>> start

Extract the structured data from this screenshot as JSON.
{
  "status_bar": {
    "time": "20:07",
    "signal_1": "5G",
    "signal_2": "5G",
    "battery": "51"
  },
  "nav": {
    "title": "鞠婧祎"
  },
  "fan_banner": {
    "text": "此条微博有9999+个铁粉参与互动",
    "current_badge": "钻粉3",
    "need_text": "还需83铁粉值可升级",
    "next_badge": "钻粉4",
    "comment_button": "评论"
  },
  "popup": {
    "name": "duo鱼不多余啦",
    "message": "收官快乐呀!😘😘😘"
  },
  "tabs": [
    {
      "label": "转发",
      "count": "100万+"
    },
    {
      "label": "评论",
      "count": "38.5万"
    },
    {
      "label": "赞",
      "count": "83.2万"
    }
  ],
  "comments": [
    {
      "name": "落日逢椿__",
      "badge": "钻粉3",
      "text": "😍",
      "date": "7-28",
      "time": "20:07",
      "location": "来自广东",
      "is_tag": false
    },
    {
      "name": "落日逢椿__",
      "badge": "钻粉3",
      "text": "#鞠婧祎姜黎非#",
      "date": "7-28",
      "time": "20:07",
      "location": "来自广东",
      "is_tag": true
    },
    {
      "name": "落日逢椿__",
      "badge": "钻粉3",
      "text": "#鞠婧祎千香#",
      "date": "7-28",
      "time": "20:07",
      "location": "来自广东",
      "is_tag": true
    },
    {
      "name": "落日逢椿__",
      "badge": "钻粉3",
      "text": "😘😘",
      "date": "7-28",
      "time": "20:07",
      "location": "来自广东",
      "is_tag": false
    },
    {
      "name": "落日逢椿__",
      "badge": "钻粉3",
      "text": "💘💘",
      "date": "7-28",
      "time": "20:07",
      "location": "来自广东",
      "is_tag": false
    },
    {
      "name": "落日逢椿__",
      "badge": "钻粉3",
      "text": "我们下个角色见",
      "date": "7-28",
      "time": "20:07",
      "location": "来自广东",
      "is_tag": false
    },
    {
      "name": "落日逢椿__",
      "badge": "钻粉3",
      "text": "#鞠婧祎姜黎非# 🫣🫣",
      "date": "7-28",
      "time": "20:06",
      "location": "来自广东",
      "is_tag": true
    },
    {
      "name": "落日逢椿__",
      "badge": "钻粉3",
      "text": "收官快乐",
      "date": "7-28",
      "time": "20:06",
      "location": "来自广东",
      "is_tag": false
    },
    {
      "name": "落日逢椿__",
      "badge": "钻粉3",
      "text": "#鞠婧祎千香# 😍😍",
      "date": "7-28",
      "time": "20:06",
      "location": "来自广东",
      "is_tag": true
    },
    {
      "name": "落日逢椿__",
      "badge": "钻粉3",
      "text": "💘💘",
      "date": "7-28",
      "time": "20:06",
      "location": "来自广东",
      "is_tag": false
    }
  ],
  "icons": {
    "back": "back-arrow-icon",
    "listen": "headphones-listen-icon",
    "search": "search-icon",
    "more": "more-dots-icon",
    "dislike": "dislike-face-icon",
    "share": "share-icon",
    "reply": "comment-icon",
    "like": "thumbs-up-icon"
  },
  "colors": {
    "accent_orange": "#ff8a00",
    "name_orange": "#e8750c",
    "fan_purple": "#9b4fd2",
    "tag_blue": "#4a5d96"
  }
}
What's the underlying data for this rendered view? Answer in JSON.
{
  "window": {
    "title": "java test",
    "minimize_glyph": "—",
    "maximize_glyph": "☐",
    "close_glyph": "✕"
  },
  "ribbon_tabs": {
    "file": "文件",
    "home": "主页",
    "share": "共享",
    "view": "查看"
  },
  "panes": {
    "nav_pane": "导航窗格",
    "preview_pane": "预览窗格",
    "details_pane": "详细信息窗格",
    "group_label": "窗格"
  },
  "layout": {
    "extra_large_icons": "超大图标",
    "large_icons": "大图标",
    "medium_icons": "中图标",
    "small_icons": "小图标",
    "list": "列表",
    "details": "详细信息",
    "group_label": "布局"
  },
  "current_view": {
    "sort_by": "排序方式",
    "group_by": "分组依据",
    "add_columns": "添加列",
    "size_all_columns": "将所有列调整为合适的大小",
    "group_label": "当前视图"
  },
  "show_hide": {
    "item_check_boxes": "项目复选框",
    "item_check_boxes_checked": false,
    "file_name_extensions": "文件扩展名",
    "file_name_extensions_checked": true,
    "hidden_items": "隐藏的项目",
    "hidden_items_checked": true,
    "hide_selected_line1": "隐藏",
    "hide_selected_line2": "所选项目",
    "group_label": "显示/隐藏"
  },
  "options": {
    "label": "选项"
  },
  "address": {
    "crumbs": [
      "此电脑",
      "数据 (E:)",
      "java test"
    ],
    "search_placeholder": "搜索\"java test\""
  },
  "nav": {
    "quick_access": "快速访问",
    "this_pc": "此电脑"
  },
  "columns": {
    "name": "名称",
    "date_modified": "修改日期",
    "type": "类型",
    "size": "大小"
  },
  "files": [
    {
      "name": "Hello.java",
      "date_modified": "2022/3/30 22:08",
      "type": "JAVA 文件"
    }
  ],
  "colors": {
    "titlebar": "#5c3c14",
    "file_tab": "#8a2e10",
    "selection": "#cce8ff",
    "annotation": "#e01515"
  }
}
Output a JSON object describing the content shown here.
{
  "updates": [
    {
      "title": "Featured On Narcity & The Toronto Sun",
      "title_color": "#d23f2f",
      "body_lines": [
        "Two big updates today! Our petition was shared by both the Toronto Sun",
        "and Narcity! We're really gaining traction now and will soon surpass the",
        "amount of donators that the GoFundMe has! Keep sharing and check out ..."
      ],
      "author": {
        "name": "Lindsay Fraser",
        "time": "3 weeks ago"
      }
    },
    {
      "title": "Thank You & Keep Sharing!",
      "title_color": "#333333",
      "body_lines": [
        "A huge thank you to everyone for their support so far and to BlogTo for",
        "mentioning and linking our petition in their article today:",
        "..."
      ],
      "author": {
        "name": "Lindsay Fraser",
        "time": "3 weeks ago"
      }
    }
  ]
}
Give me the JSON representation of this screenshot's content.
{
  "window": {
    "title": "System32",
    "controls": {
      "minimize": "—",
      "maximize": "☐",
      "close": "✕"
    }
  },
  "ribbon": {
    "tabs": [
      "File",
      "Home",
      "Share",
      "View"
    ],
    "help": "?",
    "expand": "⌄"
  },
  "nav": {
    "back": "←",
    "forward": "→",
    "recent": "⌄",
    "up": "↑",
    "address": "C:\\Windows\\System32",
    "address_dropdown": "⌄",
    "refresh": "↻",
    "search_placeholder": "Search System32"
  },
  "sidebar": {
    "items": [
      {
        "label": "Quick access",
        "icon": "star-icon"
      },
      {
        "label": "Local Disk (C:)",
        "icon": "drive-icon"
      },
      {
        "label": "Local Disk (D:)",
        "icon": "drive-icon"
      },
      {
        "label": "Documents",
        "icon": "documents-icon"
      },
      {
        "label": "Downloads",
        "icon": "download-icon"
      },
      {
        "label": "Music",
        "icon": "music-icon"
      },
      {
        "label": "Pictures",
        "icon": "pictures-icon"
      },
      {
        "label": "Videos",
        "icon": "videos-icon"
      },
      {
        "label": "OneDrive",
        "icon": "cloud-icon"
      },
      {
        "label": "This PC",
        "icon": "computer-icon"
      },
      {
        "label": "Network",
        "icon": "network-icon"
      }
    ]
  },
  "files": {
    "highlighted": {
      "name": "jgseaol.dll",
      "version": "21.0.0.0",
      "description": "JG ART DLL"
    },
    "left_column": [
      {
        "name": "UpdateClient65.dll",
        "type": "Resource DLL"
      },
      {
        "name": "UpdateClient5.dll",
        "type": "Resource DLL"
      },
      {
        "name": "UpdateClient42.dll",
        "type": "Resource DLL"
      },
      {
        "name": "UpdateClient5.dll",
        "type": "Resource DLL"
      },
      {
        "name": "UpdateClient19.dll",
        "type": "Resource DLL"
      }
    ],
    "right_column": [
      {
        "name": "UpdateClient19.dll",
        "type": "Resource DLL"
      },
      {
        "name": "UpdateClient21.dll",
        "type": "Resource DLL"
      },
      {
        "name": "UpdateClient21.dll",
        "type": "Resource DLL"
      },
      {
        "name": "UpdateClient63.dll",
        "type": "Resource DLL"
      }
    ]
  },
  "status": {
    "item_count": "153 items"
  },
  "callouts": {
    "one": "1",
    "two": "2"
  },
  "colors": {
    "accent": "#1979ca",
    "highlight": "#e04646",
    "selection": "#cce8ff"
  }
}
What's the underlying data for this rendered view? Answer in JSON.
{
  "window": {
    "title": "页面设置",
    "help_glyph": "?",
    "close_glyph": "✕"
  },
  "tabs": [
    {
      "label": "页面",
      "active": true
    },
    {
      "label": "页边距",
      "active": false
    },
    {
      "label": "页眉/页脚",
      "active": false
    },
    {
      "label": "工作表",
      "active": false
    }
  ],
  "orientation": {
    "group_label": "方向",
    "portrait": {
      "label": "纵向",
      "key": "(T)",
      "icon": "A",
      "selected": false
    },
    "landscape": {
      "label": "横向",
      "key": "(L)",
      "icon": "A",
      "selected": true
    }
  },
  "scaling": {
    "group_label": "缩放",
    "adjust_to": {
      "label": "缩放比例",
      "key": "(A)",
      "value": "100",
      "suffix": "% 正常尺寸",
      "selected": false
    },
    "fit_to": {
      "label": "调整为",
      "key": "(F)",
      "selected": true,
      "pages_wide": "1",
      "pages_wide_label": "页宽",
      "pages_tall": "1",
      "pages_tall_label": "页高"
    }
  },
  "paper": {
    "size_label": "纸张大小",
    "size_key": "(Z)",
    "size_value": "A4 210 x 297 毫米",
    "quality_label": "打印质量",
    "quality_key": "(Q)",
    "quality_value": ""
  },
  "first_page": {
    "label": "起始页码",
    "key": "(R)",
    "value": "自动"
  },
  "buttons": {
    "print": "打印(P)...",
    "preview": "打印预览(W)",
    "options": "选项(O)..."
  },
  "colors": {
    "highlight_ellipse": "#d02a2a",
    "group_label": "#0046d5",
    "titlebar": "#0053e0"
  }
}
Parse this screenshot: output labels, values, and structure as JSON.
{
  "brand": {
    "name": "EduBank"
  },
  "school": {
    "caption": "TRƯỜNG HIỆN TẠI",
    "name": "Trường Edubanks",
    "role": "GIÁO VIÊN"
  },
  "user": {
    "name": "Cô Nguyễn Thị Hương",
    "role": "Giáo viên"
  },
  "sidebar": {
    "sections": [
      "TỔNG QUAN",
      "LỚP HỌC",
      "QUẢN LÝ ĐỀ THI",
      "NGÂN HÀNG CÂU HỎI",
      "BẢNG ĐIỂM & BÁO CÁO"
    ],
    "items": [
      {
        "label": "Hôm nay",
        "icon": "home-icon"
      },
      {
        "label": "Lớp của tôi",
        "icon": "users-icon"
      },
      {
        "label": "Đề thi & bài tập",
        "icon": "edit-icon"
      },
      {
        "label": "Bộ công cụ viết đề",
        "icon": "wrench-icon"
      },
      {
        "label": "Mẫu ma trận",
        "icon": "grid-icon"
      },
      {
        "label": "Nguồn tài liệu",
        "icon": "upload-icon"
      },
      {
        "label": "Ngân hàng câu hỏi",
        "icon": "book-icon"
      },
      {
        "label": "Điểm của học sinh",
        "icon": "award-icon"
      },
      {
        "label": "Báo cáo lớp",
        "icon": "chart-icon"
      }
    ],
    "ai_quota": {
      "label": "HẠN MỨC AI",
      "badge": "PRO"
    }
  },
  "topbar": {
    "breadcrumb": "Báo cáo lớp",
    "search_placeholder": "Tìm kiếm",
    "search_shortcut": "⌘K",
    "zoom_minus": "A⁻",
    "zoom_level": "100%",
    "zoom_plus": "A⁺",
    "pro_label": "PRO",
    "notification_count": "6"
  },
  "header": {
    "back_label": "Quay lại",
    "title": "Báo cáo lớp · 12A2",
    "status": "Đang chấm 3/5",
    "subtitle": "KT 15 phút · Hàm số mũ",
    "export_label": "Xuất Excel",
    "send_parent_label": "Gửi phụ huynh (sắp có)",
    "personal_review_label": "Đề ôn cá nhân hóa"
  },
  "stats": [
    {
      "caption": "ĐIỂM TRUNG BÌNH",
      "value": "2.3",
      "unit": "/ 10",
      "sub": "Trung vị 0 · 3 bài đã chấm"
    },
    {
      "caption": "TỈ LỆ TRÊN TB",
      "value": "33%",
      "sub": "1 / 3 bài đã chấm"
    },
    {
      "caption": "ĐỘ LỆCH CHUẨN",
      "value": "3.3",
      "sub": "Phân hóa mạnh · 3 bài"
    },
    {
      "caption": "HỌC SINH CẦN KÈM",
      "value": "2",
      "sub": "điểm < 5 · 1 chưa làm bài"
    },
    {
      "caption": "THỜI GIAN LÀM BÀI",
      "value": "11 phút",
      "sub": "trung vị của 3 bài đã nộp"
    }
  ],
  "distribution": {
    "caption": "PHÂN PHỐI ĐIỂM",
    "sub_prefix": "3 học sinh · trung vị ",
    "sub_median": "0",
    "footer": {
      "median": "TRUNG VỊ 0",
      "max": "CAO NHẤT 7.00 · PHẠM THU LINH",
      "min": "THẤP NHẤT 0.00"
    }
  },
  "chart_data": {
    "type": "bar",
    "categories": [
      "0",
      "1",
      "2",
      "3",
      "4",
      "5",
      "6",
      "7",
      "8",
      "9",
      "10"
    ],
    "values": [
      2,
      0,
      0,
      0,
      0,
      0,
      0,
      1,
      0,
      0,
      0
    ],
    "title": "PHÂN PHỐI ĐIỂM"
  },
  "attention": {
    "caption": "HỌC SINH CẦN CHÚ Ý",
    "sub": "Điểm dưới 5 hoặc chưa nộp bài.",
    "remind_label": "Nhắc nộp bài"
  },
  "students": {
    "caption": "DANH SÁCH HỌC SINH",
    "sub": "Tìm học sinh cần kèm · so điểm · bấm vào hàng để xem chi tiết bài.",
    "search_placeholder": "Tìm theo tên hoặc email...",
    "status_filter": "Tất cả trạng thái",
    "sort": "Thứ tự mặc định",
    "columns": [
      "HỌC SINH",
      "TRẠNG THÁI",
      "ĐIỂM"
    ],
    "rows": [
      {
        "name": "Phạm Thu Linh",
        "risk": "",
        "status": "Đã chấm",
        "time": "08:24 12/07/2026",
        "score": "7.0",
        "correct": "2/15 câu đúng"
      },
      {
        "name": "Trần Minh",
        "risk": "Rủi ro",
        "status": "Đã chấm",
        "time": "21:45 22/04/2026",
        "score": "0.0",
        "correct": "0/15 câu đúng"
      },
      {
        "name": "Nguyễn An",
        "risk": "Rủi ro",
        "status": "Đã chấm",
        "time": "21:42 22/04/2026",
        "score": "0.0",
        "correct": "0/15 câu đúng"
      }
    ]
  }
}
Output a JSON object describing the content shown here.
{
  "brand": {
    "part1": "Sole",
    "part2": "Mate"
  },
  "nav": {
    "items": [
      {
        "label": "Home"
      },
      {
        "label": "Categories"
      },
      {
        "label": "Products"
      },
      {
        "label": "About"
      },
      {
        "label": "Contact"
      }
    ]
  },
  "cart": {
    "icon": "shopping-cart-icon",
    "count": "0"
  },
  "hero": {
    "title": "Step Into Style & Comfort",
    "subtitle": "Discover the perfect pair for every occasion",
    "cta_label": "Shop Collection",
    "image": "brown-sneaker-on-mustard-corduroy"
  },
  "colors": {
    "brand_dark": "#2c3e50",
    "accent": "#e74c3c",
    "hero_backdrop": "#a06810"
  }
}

>> end

- Short exercise -
Using the material above, report each line where "Keep" occurs.

- Answer below -
        "amount of donators that the GoFundMe has! Keep sharing and check out ..."
      "title": "Thank You & Keep Sharing!",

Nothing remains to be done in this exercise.